Supplied material:

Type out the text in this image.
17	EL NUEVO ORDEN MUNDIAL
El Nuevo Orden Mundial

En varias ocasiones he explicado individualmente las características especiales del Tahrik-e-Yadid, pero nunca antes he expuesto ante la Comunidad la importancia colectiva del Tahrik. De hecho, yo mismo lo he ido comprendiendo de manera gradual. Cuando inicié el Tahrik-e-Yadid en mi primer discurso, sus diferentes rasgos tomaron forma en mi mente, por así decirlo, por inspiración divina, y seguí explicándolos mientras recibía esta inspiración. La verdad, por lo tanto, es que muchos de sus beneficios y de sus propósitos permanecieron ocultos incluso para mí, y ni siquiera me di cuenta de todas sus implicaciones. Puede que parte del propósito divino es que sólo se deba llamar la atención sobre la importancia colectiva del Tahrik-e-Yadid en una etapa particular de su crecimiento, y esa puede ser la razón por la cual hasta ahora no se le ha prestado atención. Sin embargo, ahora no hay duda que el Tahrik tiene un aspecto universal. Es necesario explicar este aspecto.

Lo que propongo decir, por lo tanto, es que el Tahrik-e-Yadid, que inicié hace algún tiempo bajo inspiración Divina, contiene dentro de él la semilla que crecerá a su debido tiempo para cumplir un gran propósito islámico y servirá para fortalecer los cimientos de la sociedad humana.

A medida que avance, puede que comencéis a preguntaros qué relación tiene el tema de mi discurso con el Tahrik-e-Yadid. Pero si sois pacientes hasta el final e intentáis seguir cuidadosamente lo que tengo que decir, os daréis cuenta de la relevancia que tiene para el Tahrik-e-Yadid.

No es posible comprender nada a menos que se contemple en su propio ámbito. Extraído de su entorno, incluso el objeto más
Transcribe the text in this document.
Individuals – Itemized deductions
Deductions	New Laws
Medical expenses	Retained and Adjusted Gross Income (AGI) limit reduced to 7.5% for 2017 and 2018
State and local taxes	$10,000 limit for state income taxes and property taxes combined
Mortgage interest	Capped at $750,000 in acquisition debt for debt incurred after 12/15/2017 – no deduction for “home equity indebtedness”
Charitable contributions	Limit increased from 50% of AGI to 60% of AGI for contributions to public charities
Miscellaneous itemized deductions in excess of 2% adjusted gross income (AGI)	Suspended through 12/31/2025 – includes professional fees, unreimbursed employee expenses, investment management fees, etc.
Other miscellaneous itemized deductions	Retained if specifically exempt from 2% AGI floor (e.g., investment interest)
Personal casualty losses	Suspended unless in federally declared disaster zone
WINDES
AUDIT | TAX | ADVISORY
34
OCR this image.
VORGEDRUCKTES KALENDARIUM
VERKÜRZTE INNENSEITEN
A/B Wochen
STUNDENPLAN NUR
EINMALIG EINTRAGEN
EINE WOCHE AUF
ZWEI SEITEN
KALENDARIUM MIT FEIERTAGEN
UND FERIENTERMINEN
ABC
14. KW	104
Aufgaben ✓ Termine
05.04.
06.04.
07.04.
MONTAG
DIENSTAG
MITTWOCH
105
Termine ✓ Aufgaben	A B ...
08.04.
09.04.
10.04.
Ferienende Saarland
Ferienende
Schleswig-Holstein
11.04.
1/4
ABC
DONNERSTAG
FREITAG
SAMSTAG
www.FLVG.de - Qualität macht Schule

Short task:
Pull out all lines from the entries above in which the word "expenses" appears.

Problem solution:
Medical expenses	Retained and Adjusted Gross Income (AGI) limit reduced to 7.5% for 2017 and 2018
Miscellaneous itemized deductions in excess of 2% adjusted gross income (AGI)	Suspended through 12/31/2025 – includes professional fees, unreimbursed employee expenses, investment management fees, etc.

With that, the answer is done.